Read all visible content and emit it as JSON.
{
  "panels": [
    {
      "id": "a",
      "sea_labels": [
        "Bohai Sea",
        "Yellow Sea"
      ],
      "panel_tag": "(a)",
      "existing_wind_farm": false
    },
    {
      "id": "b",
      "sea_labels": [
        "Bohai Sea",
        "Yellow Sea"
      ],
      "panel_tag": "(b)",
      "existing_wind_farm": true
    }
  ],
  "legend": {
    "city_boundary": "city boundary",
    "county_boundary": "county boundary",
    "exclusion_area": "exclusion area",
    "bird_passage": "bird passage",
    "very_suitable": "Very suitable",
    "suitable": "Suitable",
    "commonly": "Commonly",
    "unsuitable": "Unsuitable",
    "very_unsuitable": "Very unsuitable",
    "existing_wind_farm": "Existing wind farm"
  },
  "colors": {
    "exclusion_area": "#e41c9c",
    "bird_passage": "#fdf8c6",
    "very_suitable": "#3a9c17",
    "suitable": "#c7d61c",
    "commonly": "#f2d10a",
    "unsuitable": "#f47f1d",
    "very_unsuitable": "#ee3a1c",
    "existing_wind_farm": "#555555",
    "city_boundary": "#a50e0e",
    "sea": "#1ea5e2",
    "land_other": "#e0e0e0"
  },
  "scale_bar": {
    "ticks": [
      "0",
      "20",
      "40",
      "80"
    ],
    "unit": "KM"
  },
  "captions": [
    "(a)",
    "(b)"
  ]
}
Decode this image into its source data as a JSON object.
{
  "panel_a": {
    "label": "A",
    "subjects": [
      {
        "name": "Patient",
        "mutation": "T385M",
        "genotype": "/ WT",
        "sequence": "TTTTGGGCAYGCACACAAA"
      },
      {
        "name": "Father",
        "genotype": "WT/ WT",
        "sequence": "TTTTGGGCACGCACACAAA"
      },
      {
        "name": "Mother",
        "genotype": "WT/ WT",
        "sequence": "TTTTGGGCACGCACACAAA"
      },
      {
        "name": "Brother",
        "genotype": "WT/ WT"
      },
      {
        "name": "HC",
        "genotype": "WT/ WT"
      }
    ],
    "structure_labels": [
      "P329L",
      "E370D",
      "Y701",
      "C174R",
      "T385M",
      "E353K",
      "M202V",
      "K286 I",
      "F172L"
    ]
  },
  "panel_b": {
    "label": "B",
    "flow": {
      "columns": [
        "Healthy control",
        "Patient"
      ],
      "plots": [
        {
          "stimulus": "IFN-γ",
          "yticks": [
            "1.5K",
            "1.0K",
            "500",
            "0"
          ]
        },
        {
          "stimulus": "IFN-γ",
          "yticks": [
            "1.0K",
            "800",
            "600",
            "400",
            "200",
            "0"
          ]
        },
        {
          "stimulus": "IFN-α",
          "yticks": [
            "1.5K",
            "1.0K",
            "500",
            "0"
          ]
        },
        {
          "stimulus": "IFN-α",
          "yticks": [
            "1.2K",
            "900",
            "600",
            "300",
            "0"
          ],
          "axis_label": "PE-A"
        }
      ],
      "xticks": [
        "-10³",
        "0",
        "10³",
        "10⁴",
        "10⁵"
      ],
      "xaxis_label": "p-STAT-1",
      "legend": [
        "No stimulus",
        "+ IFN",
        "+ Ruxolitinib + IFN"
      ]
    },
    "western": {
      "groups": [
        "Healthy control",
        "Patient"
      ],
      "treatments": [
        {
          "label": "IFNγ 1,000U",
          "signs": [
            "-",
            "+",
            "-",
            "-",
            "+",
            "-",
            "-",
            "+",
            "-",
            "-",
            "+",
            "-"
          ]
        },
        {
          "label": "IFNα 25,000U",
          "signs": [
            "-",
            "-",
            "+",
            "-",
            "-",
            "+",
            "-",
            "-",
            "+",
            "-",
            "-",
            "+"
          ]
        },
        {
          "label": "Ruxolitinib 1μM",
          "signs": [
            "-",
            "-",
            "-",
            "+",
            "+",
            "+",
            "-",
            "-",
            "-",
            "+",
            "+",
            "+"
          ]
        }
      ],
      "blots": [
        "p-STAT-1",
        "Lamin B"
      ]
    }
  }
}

■ **EXERCISE INSTRUCTIONS**
Retype the listing above in full, with no alterations.

■ **CORRECT RESULT**
Read all visible content and emit it as JSON.
{
  "panels": [
    {
      "id": "a",
      "sea_labels": [
        "Bohai Sea",
        "Yellow Sea"
      ],
      "panel_tag": "(a)",
      "existing_wind_farm": false
    },
    {
      "id": "b",
      "sea_labels": [
        "Bohai Sea",
        "Yellow Sea"
      ],
      "panel_tag": "(b)",
      "existing_wind_farm": true
    }
  ],
  "legend": {
    "city_boundary": "city boundary",
    "county_boundary": "county boundary",
    "exclusion_area": "exclusion area",
    "bird_passage": "bird passage",
    "very_suitable": "Very suitable",
    "suitable": "Suitable",
    "commonly": "Commonly",
    "unsuitable": "Unsuitable",
    "very_unsuitable": "Very unsuitable",
    "existing_wind_farm": "Existing wind farm"
  },
  "colors": {
    "exclusion_area": "#e41c9c",
    "bird_passage": "#fdf8c6",
    "very_suitable": "#3a9c17",
    "suitable": "#c7d61c",
    "commonly": "#f2d10a",
    "unsuitable": "#f47f1d",
    "very_unsuitable": "#ee3a1c",
    "existing_wind_farm": "#555555",
    "city_boundary": "#a50e0e",
    "sea": "#1ea5e2",
    "land_other": "#e0e0e0"
  },
  "scale_bar": {
    "ticks": [
      "0",
      "20",
      "40",
      "80"
    ],
    "unit": "KM"
  },
  "captions": [
    "(a)",
    "(b)"
  ]
}
Decode this image into its source data as a JSON object.
{
  "panel_a": {
    "label": "A",
    "subjects": [
      {
        "name": "Patient",
        "mutation": "T385M",
        "genotype": "/ WT",
        "sequence": "TTTTGGGCAYGCACACAAA"
      },
      {
        "name": "Father",
        "genotype": "WT/ WT",
        "sequence": "TTTTGGGCACGCACACAAA"
      },
      {
        "name": "Mother",
        "genotype": "WT/ WT",
        "sequence": "TTTTGGGCACGCACACAAA"
      },
      {
        "name": "Brother",
        "genotype": "WT/ WT"
      },
      {
        "name": "HC",
        "genotype": "WT/ WT"
      }
    ],
    "structure_labels": [
      "P329L",
      "E370D",
      "Y701",
      "C174R",
      "T385M",
      "E353K",
      "M202V",
      "K286 I",
      "F172L"
    ]
  },
  "panel_b": {
    "label": "B",
    "flow": {
      "columns": [
        "Healthy control",
        "Patient"
      ],
      "plots": [
        {
          "stimulus": "IFN-γ",
          "yticks": [
            "1.5K",
            "1.0K",
            "500",
            "0"
          ]
        },
        {
          "stimulus": "IFN-γ",
          "yticks": [
            "1.0K",
            "800",
            "600",
            "400",
            "200",
            "0"
          ]
        },
        {
          "stimulus": "IFN-α",
          "yticks": [
            "1.5K",
            "1.0K",
            "500",
            "0"
          ]
        },
        {
          "stimulus": "IFN-α",
          "yticks": [
            "1.2K",
            "900",
            "600",
            "300",
            "0"
          ],
          "axis_label": "PE-A"
        }
      ],
      "xticks": [
        "-10³",
        "0",
        "10³",
        "10⁴",
        "10⁵"
      ],
      "xaxis_label": "p-STAT-1",
      "legend": [
        "No stimulus",
        "+ IFN",
        "+ Ruxolitinib + IFN"
      ]
    },
    "western": {
      "groups": [
        "Healthy control",
        "Patient"
      ],
      "treatments": [
        {
          "label": "IFNγ 1,000U",
          "signs": [
            "-",
            "+",
            "-",
            "-",
            "+",
            "-",
            "-",
            "+",
            "-",
            "-",
            "+",
            "-"
          ]
        },
        {
          "label": "IFNα 25,000U",
          "signs": [
            "-",
            "-",
            "+",
            "-",
            "-",
            "+",
            "-",
            "-",
            "+",
            "-",
            "-",
            "+"
          ]
        },
        {
          "label": "Ruxolitinib 1μM",
          "signs": [
            "-",
            "-",
            "-",
            "+",
            "+",
            "+",
            "-",
            "-",
            "-",
            "+",
            "+",
            "+"
          ]
        }
      ],
      "blots": [
        "p-STAT-1",
        "Lamin B"
      ]
    }
  }
}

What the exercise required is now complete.